> [Exercise objective]: Set down each line of the data below exactly as it stands, dropping the pictures.

--- START ---

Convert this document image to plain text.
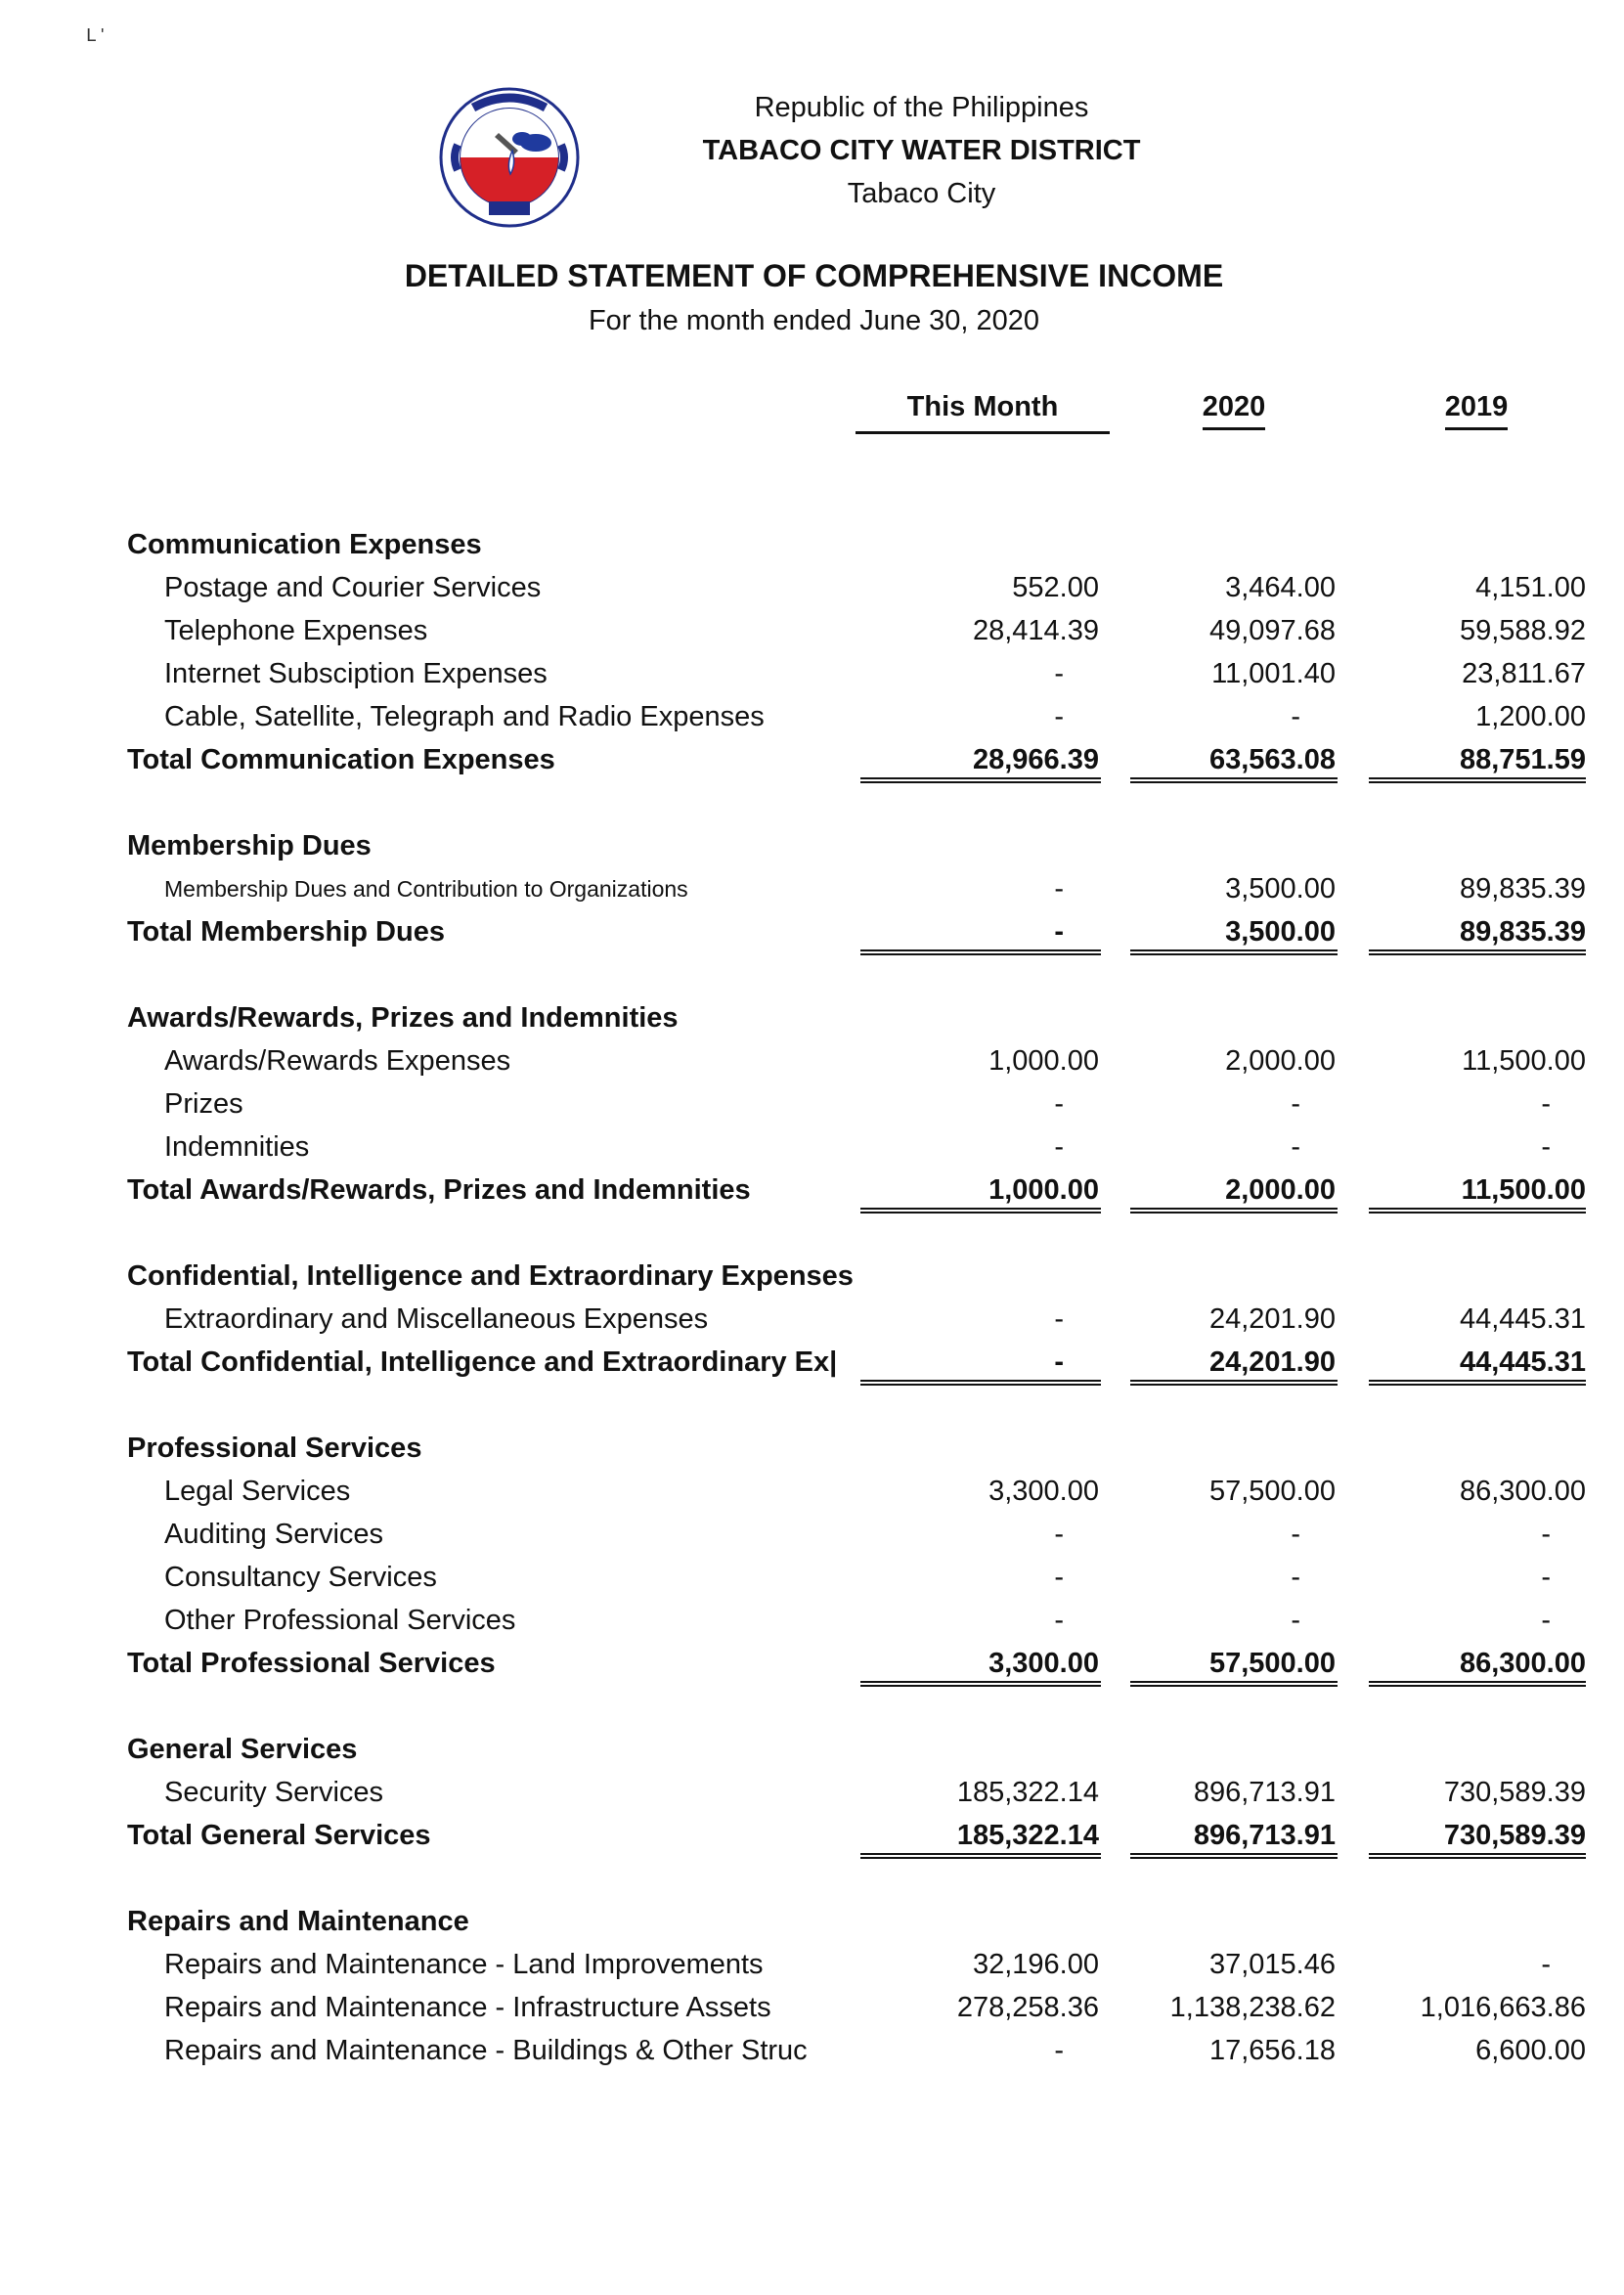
ᒪ '
Republic of the Philippines
TABACO CITY WATER DISTRICT
Tabaco City
DETAILED STATEMENT OF COMPREHENSIVE INCOME
For the month ended June 30, 2020
This Month	2020	2019
Communication Expenses
Postage and Courier Services	552.00	3,464.00	4,151.00
Telephone Expenses	28,414.39	49,097.68	59,588.92
Internet Subsciption Expenses	-	11,001.40	23,811.67
Cable, Satellite, Telegraph and Radio Expenses	-	-	1,200.00
Total Communication Expenses	28,966.39	63,563.08	88,751.59
Membership Dues
Membership Dues and Contribution to Organizations	-	3,500.00	89,835.39
Total Membership Dues	-	3,500.00	89,835.39
Awards/Rewards, Prizes and Indemnities
Awards/Rewards Expenses	1,000.00	2,000.00	11,500.00
Prizes	-	-	-
Indemnities	-	-	-
Total Awards/Rewards, Prizes and Indemnities	1,000.00	2,000.00	11,500.00
Confidential, Intelligence and Extraordinary Expenses
Extraordinary and Miscellaneous Expenses	-	24,201.90	44,445.31
Total Confidential, Intelligence and Extraordinary Ex|	-	24,201.90	44,445.31
Professional Services
Legal Services	3,300.00	57,500.00	86,300.00
Auditing Services	-	-	-
Consultancy Services	-	-	-
Other Professional Services	-	-	-
Total Professional Services	3,300.00	57,500.00	86,300.00
General Services
Security Services	185,322.14	896,713.91	730,589.39
Total General Services	185,322.14	896,713.91	730,589.39
Repairs and Maintenance
Repairs and Maintenance - Land Improvements	32,196.00	37,015.46	-
Repairs and Maintenance - Infrastructure Assets	278,258.36	1,138,238.62	1,016,663.86
Repairs and Maintenance - Buildings & Other Struc	-	17,656.18	6,600.00
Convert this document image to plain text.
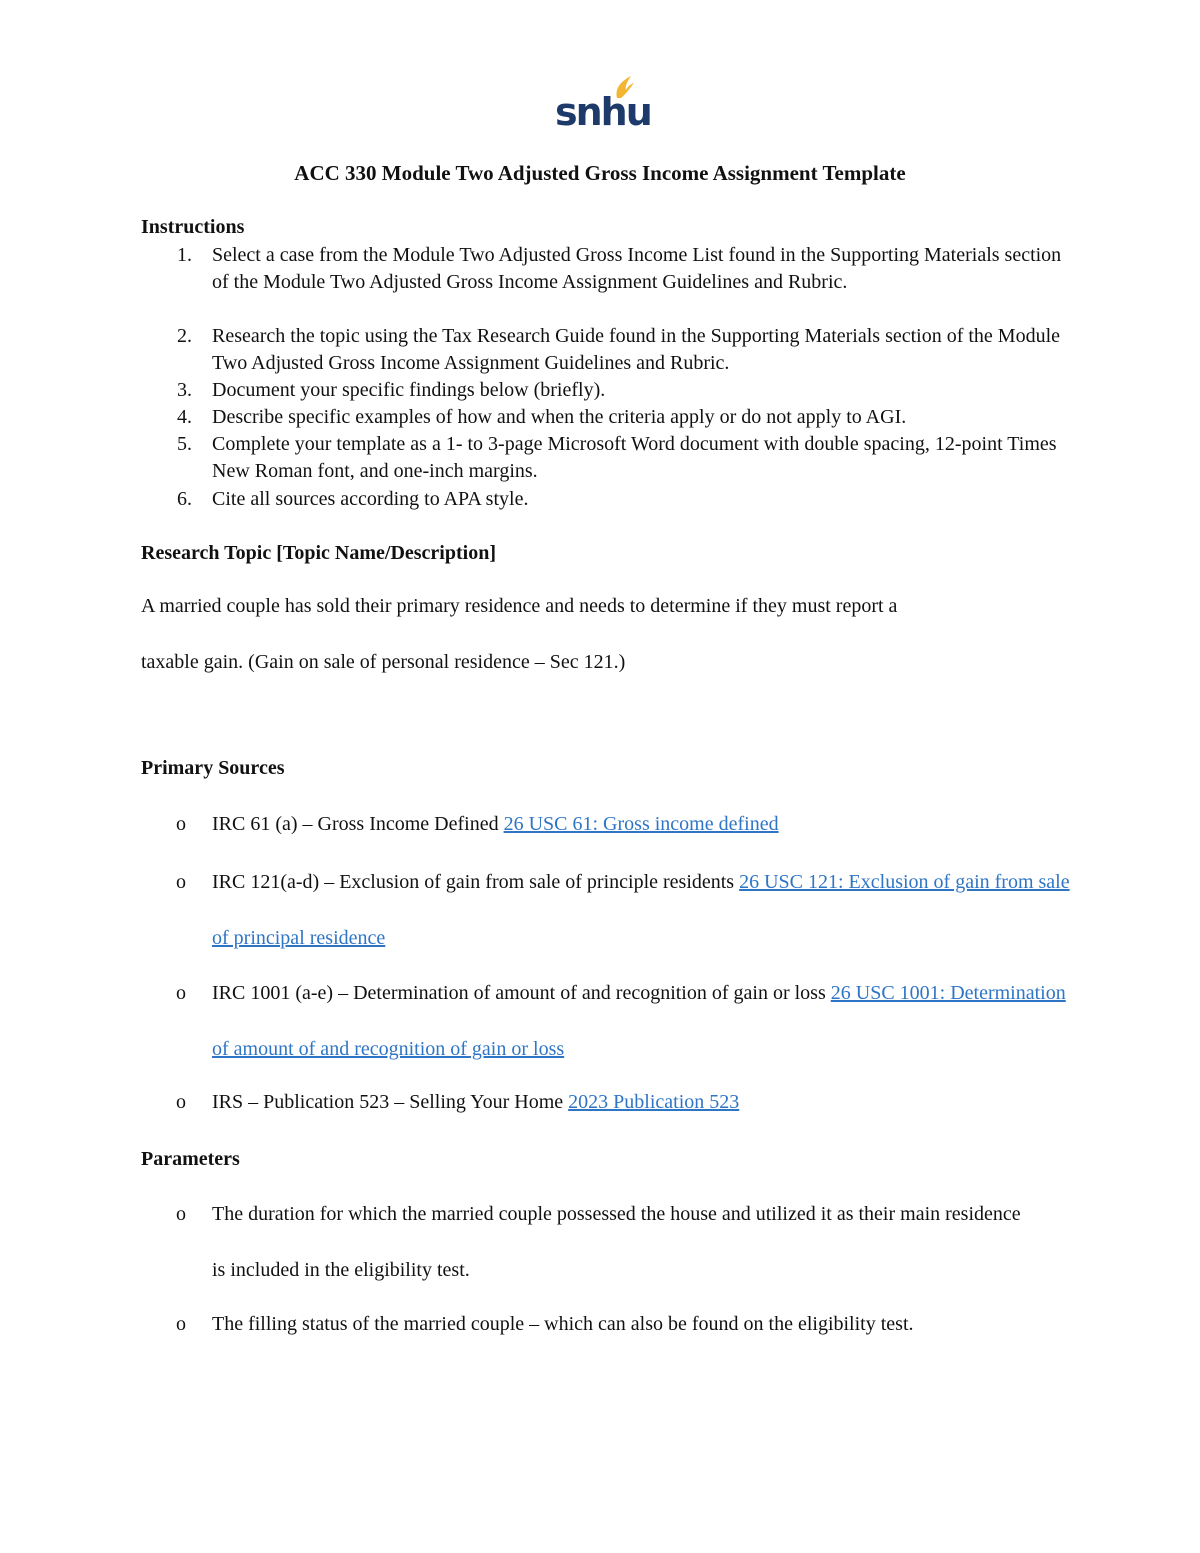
snhu
ACC 330 Module Two Adjusted Gross Income Assignment Template
Instructions
1. Select a case from the Module Two Adjusted Gross Income List found in the Supporting Materials section of the Module Two Adjusted Gross Income Assignment Guidelines and Rubric.
2. Research the topic using the Tax Research Guide found in the Supporting Materials section of the Module Two Adjusted Gross Income Assignment Guidelines and Rubric.
3. Document your specific findings below (briefly).
4. Describe specific examples of how and when the criteria apply or do not apply to AGI.
5. Complete your template as a 1- to 3-page Microsoft Word document with double spacing, 12-point Times New Roman font, and one-inch margins.
6. Cite all sources according to APA style.
Research Topic [Topic Name/Description]
A married couple has sold their primary residence and needs to determine if they must report a
taxable gain. (Gain on sale of personal residence – Sec 121.)
Primary Sources
o IRC 61 (a) – Gross Income Defined 26 USC 61: Gross income defined
o IRC 121(a-d) – Exclusion of gain from sale of principle residents 26 USC 121: Exclusion of gain from sale of principal residence
o IRC 1001 (a-e) – Determination of amount of and recognition of gain or loss 26 USC 1001: Determination of amount of and recognition of gain or loss
o IRS – Publication 523 – Selling Your Home 2023 Publication 523
Parameters
o The duration for which the married couple possessed the house and utilized it as their main residence is included in the eligibility test.
o The filling status of the married couple – which can also be found on the eligibility test.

--- END ---

> [Result of this task]:
Convert this document image to plain text.
ᒪ '
Republic of the Philippines
TABACO CITY WATER DISTRICT
Tabaco City
DETAILED STATEMENT OF COMPREHENSIVE INCOME
For the month ended June 30, 2020
This Month	2020	2019
Communication Expenses
Postage and Courier Services	552.00	3,464.00	4,151.00
Telephone Expenses	28,414.39	49,097.68	59,588.92
Internet Subsciption Expenses	-	11,001.40	23,811.67
Cable, Satellite, Telegraph and Radio Expenses	-	-	1,200.00
Total Communication Expenses	28,966.39	63,563.08	88,751.59
Membership Dues
Membership Dues and Contribution to Organizations	-	3,500.00	89,835.39
Total Membership Dues	-	3,500.00	89,835.39
Awards/Rewards, Prizes and Indemnities
Awards/Rewards Expenses	1,000.00	2,000.00	11,500.00
Prizes	-	-	-
Indemnities	-	-	-
Total Awards/Rewards, Prizes and Indemnities	1,000.00	2,000.00	11,500.00
Confidential, Intelligence and Extraordinary Expenses
Extraordinary and Miscellaneous Expenses	-	24,201.90	44,445.31
Total Confidential, Intelligence and Extraordinary Ex|	-	24,201.90	44,445.31
Professional Services
Legal Services	3,300.00	57,500.00	86,300.00
Auditing Services	-	-	-
Consultancy Services	-	-	-
Other Professional Services	-	-	-
Total Professional Services	3,300.00	57,500.00	86,300.00
General Services
Security Services	185,322.14	896,713.91	730,589.39
Total General Services	185,322.14	896,713.91	730,589.39
Repairs and Maintenance
Repairs and Maintenance - Land Improvements	32,196.00	37,015.46	-
Repairs and Maintenance - Infrastructure Assets	278,258.36	1,138,238.62	1,016,663.86
Repairs and Maintenance - Buildings & Other Struc	-	17,656.18	6,600.00
Convert this document image to plain text.
snhu
ACC 330 Module Two Adjusted Gross Income Assignment Template
Instructions
1. Select a case from the Module Two Adjusted Gross Income List found in the Supporting Materials section of the Module Two Adjusted Gross Income Assignment Guidelines and Rubric.
2. Research the topic using the Tax Research Guide found in the Supporting Materials section of the Module Two Adjusted Gross Income Assignment Guidelines and Rubric.
3. Document your specific findings below (briefly).
4. Describe specific examples of how and when the criteria apply or do not apply to AGI.
5. Complete your template as a 1- to 3-page Microsoft Word document with double spacing, 12-point Times New Roman font, and one-inch margins.
6. Cite all sources according to APA style.
Research Topic [Topic Name/Description]
A married couple has sold their primary residence and needs to determine if they must report a
taxable gain. (Gain on sale of personal residence – Sec 121.)
Primary Sources
o IRC 61 (a) – Gross Income Defined 26 USC 61: Gross income defined
o IRC 121(a-d) – Exclusion of gain from sale of principle residents 26 USC 121: Exclusion of gain from sale of principal residence
o IRC 1001 (a-e) – Determination of amount of and recognition of gain or loss 26 USC 1001: Determination of amount of and recognition of gain or loss
o IRS – Publication 523 – Selling Your Home 2023 Publication 523
Parameters
o The duration for which the married couple possessed the house and utilized it as their main residence is included in the eligibility test.
o The filling status of the married couple – which can also be found on the eligibility test.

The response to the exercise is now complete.